To be done:
Going through the material below, please gather all lines with the word "INDICE" in them.

Entries provided:

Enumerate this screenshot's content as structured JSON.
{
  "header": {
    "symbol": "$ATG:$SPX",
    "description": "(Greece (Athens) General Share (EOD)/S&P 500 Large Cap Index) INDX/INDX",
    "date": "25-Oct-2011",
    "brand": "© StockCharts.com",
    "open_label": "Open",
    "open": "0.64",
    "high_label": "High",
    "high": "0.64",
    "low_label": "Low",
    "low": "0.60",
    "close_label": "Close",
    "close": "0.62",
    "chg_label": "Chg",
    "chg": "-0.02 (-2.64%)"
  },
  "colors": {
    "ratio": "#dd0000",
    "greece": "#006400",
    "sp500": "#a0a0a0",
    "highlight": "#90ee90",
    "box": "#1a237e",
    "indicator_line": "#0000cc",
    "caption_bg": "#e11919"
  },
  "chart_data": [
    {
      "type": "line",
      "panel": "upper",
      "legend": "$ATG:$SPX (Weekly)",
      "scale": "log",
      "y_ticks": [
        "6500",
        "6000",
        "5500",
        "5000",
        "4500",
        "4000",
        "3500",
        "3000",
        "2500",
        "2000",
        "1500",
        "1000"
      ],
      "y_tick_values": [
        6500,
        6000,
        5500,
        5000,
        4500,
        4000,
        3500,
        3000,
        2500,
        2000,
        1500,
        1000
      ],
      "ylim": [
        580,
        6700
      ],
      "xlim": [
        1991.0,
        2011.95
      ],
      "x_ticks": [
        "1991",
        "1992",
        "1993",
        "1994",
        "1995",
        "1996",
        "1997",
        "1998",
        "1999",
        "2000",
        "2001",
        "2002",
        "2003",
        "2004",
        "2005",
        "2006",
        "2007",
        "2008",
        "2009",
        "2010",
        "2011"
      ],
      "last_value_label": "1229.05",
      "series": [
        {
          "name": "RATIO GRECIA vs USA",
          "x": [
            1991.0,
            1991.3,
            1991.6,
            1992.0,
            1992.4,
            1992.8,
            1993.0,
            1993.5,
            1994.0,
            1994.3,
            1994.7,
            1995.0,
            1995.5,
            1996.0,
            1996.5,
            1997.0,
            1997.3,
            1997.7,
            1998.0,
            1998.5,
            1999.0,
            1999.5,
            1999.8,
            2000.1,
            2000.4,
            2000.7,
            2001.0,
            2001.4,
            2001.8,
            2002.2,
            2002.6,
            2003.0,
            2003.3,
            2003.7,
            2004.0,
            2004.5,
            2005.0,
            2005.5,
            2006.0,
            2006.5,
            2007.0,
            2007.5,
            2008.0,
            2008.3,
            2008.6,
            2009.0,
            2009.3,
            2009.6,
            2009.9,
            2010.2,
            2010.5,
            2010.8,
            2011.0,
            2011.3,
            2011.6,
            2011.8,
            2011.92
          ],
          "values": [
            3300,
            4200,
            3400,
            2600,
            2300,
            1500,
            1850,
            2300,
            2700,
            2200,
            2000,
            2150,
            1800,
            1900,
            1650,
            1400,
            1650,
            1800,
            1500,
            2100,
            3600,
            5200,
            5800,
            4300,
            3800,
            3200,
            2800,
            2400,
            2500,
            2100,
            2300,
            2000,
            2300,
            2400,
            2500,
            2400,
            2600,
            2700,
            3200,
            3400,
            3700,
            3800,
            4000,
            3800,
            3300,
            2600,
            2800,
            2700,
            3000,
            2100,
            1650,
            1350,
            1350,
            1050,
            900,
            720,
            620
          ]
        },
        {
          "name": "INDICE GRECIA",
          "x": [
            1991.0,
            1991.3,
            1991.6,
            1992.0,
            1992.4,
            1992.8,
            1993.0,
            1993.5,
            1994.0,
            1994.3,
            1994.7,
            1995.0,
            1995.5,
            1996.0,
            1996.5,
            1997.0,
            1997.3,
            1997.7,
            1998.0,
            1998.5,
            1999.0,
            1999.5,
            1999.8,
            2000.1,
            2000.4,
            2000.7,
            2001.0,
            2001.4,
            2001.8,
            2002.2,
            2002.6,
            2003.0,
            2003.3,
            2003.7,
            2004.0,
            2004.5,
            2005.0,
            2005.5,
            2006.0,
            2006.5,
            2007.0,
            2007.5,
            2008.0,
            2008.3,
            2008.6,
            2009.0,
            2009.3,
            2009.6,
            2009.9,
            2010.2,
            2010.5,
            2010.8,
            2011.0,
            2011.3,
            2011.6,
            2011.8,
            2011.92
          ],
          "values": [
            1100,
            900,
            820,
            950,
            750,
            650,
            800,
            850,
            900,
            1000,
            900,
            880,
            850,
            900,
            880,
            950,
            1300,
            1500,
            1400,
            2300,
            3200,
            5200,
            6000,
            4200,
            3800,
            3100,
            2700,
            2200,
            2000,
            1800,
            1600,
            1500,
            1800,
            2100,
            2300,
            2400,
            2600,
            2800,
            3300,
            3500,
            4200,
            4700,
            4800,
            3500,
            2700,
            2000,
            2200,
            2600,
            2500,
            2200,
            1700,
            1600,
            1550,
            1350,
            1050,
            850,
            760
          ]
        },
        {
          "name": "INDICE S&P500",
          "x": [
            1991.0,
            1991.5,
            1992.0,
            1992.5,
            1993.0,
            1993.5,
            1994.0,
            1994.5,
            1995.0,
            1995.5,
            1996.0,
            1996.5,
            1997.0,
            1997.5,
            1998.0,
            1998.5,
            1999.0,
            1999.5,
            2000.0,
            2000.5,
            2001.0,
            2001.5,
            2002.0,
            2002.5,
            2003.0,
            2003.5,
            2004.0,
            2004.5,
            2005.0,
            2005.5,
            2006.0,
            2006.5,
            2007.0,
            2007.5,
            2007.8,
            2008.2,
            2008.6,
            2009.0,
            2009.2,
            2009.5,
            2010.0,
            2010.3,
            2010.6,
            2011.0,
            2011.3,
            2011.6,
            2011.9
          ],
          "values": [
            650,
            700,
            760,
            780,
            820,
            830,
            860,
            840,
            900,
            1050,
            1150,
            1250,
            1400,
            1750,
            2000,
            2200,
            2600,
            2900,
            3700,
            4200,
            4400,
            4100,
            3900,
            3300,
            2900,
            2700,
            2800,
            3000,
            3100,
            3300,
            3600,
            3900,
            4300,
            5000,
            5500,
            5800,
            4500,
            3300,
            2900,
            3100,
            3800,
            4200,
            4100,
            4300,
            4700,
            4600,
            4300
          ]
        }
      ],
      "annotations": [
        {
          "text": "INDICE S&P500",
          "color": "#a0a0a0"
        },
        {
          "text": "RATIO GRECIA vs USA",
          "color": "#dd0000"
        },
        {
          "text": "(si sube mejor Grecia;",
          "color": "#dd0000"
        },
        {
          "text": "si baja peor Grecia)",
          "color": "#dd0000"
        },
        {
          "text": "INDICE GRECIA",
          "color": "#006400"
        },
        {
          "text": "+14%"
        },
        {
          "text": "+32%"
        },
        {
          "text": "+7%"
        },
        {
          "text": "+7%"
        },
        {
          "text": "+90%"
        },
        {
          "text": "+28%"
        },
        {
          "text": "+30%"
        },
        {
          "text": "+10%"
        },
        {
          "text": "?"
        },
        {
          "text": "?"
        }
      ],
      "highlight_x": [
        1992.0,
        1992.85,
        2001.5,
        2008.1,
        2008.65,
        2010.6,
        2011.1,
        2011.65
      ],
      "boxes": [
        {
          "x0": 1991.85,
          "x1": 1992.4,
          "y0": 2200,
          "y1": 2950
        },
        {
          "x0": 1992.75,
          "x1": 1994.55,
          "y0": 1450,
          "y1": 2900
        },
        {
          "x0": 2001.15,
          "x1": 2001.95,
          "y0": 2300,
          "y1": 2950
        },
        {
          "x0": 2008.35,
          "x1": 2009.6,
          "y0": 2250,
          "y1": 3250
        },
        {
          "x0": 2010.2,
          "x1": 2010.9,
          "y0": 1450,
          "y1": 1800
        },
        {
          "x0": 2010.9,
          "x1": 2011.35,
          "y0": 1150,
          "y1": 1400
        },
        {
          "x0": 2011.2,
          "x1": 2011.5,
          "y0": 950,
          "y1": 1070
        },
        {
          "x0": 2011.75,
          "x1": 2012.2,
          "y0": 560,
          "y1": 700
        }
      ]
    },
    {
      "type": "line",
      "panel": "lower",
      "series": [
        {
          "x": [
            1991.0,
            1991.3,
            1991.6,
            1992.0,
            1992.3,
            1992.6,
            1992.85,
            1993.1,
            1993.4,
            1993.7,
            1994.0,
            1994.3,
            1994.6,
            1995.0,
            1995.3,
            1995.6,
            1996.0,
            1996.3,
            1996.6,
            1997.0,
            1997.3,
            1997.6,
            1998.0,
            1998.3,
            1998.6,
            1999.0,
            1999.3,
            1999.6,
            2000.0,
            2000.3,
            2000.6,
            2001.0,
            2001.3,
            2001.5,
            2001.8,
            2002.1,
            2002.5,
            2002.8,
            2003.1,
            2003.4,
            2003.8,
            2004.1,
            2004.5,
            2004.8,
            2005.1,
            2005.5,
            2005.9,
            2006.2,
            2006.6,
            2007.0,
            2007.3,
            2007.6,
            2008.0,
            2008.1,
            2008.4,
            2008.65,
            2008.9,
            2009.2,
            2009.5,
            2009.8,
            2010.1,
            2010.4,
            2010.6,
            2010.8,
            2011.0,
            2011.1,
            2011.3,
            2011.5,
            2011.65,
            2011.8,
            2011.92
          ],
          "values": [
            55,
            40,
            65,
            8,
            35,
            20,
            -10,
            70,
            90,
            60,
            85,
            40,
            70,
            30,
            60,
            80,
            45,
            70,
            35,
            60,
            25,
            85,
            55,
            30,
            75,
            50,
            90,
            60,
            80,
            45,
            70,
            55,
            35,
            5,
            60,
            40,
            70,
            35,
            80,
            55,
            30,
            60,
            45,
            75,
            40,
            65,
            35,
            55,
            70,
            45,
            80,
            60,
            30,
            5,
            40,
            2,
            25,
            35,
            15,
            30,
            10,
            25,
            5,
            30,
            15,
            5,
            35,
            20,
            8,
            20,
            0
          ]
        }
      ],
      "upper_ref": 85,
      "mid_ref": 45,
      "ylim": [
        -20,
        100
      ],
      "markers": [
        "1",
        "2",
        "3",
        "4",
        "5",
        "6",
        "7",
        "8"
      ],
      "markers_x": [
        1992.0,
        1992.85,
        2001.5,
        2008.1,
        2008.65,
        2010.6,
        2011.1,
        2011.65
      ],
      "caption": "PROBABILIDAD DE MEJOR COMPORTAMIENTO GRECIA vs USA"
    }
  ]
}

Answer to the problem:
          "name": "INDICE GRECIA",
          "name": "INDICE S&P500",
          "text": "INDICE S&P500",
          "text": "INDICE GRECIA",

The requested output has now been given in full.